* BEGIN SOURCE DOCUMENT *

With this background material on the "common knowledge" available to Joseph Smith, Jr., on the origin of the American aborigines, Roberts sets forth the prospectus of his ensuing pages.

It will appear in what is to follow that such "common knowledge" did exist in New England; that Joseph Smith was in contact with it, that one book, at least, with which he was mostly likely acquainted, could well have furnished structural outlines for the Book of Mormon; and that Joseph Smith was possessed of such creative imaginative powers as would make it quite within the lines of possibility that the Book of Mormon could have been produced in that way (BMS, Pt. I, I, 8).

Having made this announcement, Roberts plunges into a 149-page exposition (chapters II to XIII) of the parallels that exist between View of the Hebrews and the Book of Mormon. These parallels were later condensed to eighteen typed pages and were listed under eighteen headings with quotations from the two works appearing side-by-side. This latter document, with a few omissions, was finally put into print in 1956. However, the first printing of the parallels by themselves without historian Roberts’ skilled analysis and reasoned discussion seems quite barren.

* END SOURCE DOCUMENT *

TASKS TO CARRY OUT:
A: In the passage on Roberts and the Book of Mormon, write out the words from "With this background" to "his ensuing pages." again, swapping "Roberts" for "the historian".
B: From the records, repeat exactly the lines from the line with "short-form-value: compile [162,127,241,151]" to the line with "ungroup-bullet: Collapses all".
The text and the records that follow it come from unrelated sources.

* BEGIN MATERIAL PROVIDED *

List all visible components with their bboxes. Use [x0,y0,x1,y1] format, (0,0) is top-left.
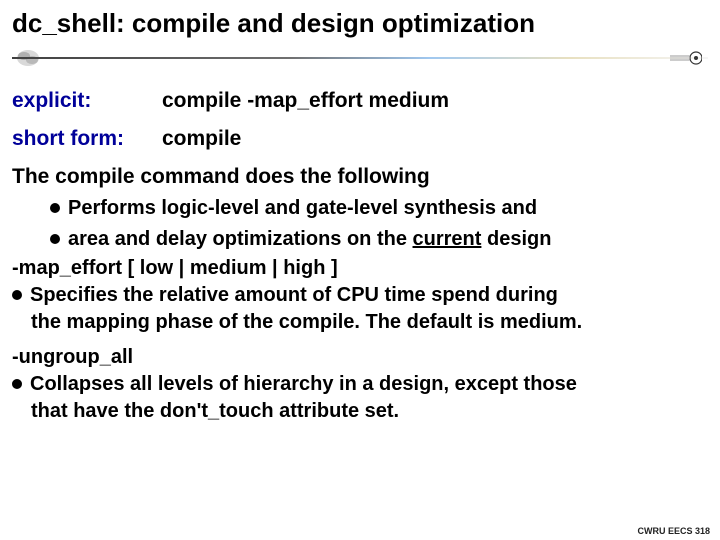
short-form-value: compile [162,127,241,151]
ungroup-text: Collapses all levels of hierarchy in a d… [30,371,577,425]
bullet-dot-icon [50,234,60,244]
divider-line [12,57,708,59]
short-form-row: short form: compile [12,127,708,151]
bullet-item-1: Performs logic-level and gate-level synt… [50,195,708,222]
bullet-dot-icon [12,379,22,389]
bullet-dot-icon [50,203,60,213]
ungroup-bullet: Collapses all levels of hierarchy in a d… [12,371,708,425]
explicit-row: explicit: compile -map_effort medium [12,89,708,113]
divider-right-ornament [670,49,702,67]
ungroup-line1: Collapses all levels of hierarchy in a d… [30,373,577,395]
bullet-text-1: Performs logic-level and gate-level synt… [68,195,537,222]
footer-text: CWRU EECS 318 [637,526,710,536]
slide-title: dc_shell: compile and design optimizatio… [12,8,708,39]
ungroup-heading: -ungroup_all [12,346,708,369]
bullet-dot-icon [12,290,22,300]
title-divider [12,47,708,71]
bullet2-underlined: current [413,228,482,250]
map-effort-line1: Specifies the relative amount of CPU tim… [30,284,558,306]
intro-text: The compile command does the following [12,165,708,189]
bullet2-pre: area and delay optimizations on the [68,228,413,250]
bullet-list: Performs logic-level and gate-level synt… [50,195,708,253]
bullet-item-2: area and delay optimizations on the curr… [50,226,708,253]
bullet2-post: design [481,228,551,250]
map-effort-line2: the mapping phase of the compile. The de… [31,309,582,336]
map-effort-heading: -map_effort [ low | medium | high ] [12,257,708,280]
map-effort-bullet: Specifies the relative amount of CPU tim… [12,282,708,336]
ungroup-line2: that have the don't_touch attribute set. [31,398,577,425]
explicit-value: compile -map_effort medium [162,89,449,113]
bullet-text-2: area and delay optimizations on the curr… [68,226,551,253]
short-form-label: short form: [12,127,132,151]
explicit-label: explicit: [12,89,132,113]
map-effort-text: Specifies the relative amount of CPU tim… [30,282,582,336]
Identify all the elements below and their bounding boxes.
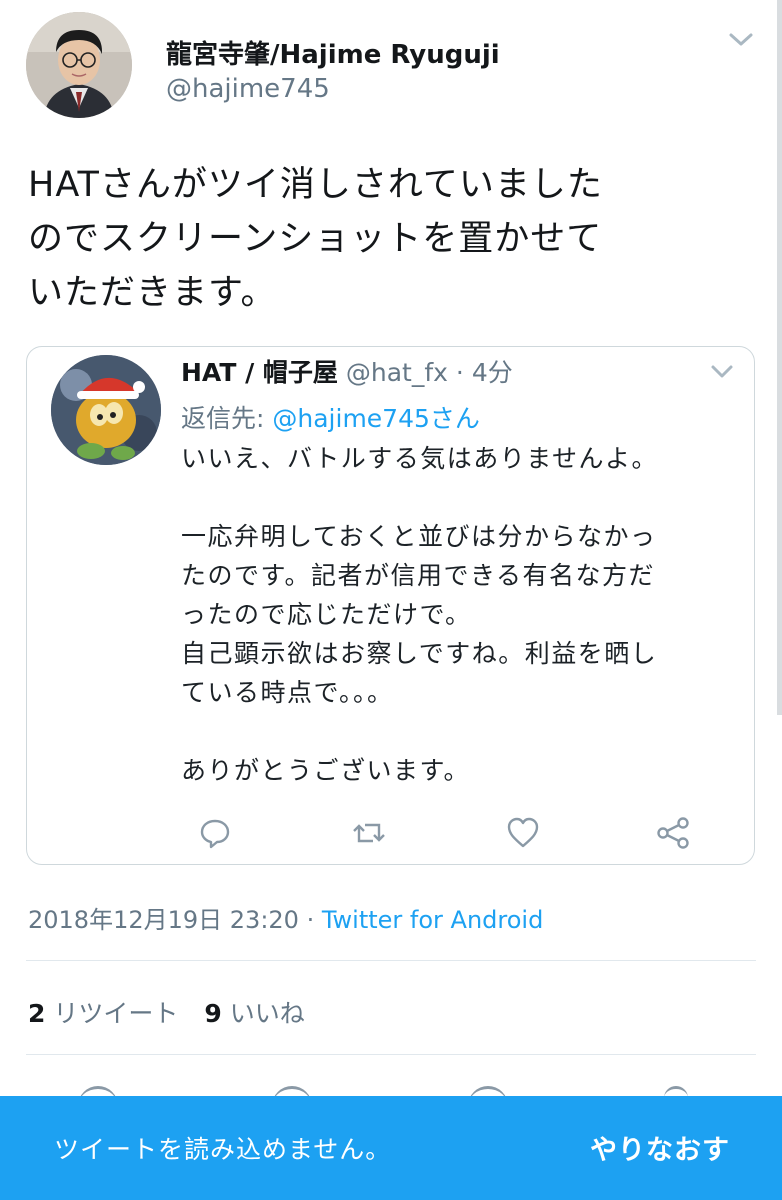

* END MATERIAL PROVIDED *

PROBLEM SOLUTIONS:
A:
With this background material on the "common knowledge" available to Joseph Smith, Jr., on the origin of the American aborigines, the historian sets forth the prospectus of his ensuing pages.

B:
short-form-value: compile [162,127,241,151]
ungroup-text: Collapses all levels of hierarchy in a d… [30,371,577,425]
bullet-dot-icon [50,234,60,244]
divider-line [12,57,708,59]
short-form-row: short form: compile [12,127,708,151]
bullet-item-1: Performs logic-level and gate-level synt… [50,195,708,222]
bullet-dot-icon [12,379,22,389]
bullet-dot-icon [50,203,60,213]
ungroup-bullet: Collapses all levels of hierarchy in a d… [12,371,708,425]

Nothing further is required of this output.